TASK OBJECTIVE:
Only the pictures are to be left out; set down the rest of the records exactly.

###

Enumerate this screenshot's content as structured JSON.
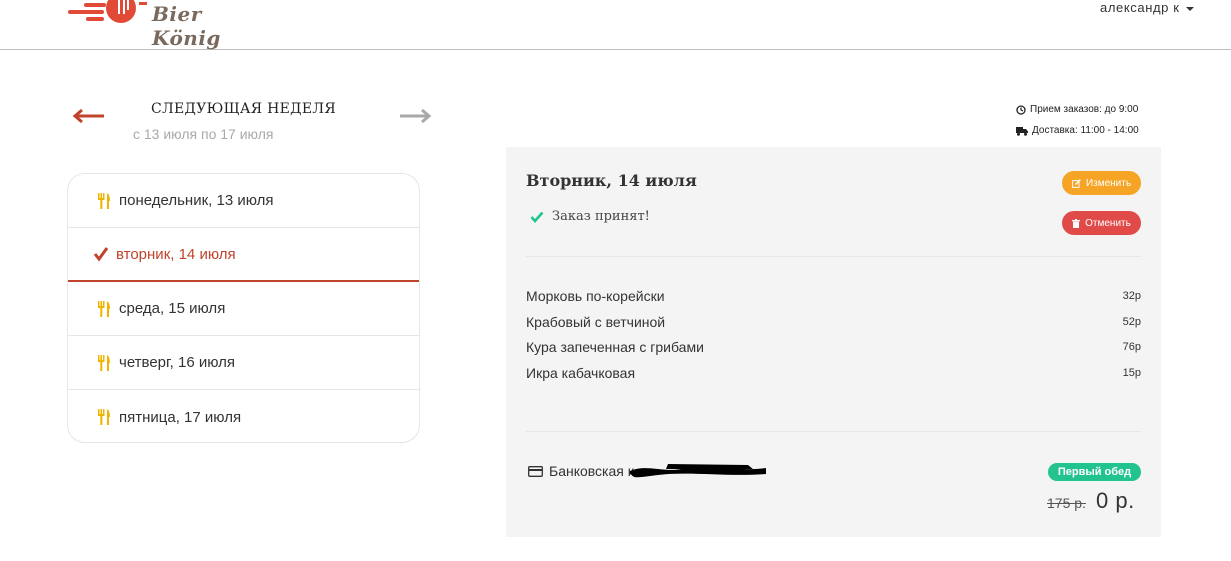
{
  "header": {
    "logo_text": "Bier König",
    "user_name": "александр к"
  },
  "week": {
    "title": "СЛЕДУЮЩАЯ НЕДЕЛЯ",
    "range": "с 13 июля по 17 июля"
  },
  "days": [
    {
      "label": "понедельник, 13 июля",
      "icon": "utensils-icon",
      "active": false
    },
    {
      "label": "вторник, 14 июля",
      "icon": "check-icon",
      "active": true
    },
    {
      "label": "среда, 15 июля",
      "icon": "utensils-icon",
      "active": false
    },
    {
      "label": "четверг, 16 июля",
      "icon": "utensils-icon",
      "active": false
    },
    {
      "label": "пятница, 17 июля",
      "icon": "utensils-icon",
      "active": false
    }
  ],
  "info": {
    "orders_until": "Прием заказов: до 9:00",
    "delivery": "Доставка: 11:00 - 14:00"
  },
  "order": {
    "title": "Вторник, 14 июля",
    "status": "Заказ принят!",
    "edit_label": "Изменить",
    "cancel_label": "Отменить",
    "items": [
      {
        "name": "Морковь по-корейски",
        "price": "32р"
      },
      {
        "name": "Крабовый с ветчиной",
        "price": "52р"
      },
      {
        "name": "Кура запеченная с грибами",
        "price": "76р"
      },
      {
        "name": "Икра кабачковая",
        "price": "15р"
      }
    ],
    "payment_label": "Банковская к",
    "badge": "Первый обед",
    "price_old": "175 р.",
    "price_new": "0 р."
  },
  "colors": {
    "accent_red": "#c0432b",
    "edit_orange": "#f5a425",
    "cancel_red": "#e04b49",
    "badge_green": "#22c38e",
    "check_green": "#22c38e",
    "utensils_yellow": "#f0b400"
  }
}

###

RESPONSE:
Enumerate this screenshot's content as structured JSON.
{
  "header": {
    "logo_text": "Bier König",
    "user_name": "александр к"
  },
  "week": {
    "title": "СЛЕДУЮЩАЯ НЕДЕЛЯ",
    "range": "с 13 июля по 17 июля"
  },
  "days": [
    {
      "label": "понедельник, 13 июля",
      "icon": "utensils-icon",
      "active": false
    },
    {
      "label": "вторник, 14 июля",
      "icon": "check-icon",
      "active": true
    },
    {
      "label": "среда, 15 июля",
      "icon": "utensils-icon",
      "active": false
    },
    {
      "label": "четверг, 16 июля",
      "icon": "utensils-icon",
      "active": false
    },
    {
      "label": "пятница, 17 июля",
      "icon": "utensils-icon",
      "active": false
    }
  ],
  "info": {
    "orders_until": "Прием заказов: до 9:00",
    "delivery": "Доставка: 11:00 - 14:00"
  },
  "order": {
    "title": "Вторник, 14 июля",
    "status": "Заказ принят!",
    "edit_label": "Изменить",
    "cancel_label": "Отменить",
    "items": [
      {
        "name": "Морковь по-корейски",
        "price": "32р"
      },
      {
        "name": "Крабовый с ветчиной",
        "price": "52р"
      },
      {
        "name": "Кура запеченная с грибами",
        "price": "76р"
      },
      {
        "name": "Икра кабачковая",
        "price": "15р"
      }
    ],
    "payment_label": "Банковская к",
    "badge": "Первый обед",
    "price_old": "175 р.",
    "price_new": "0 р."
  },
  "colors": {
    "accent_red": "#c0432b",
    "edit_orange": "#f5a425",
    "cancel_red": "#e04b49",
    "badge_green": "#22c38e",
    "check_green": "#22c38e",
    "utensils_yellow": "#f0b400"
  }
}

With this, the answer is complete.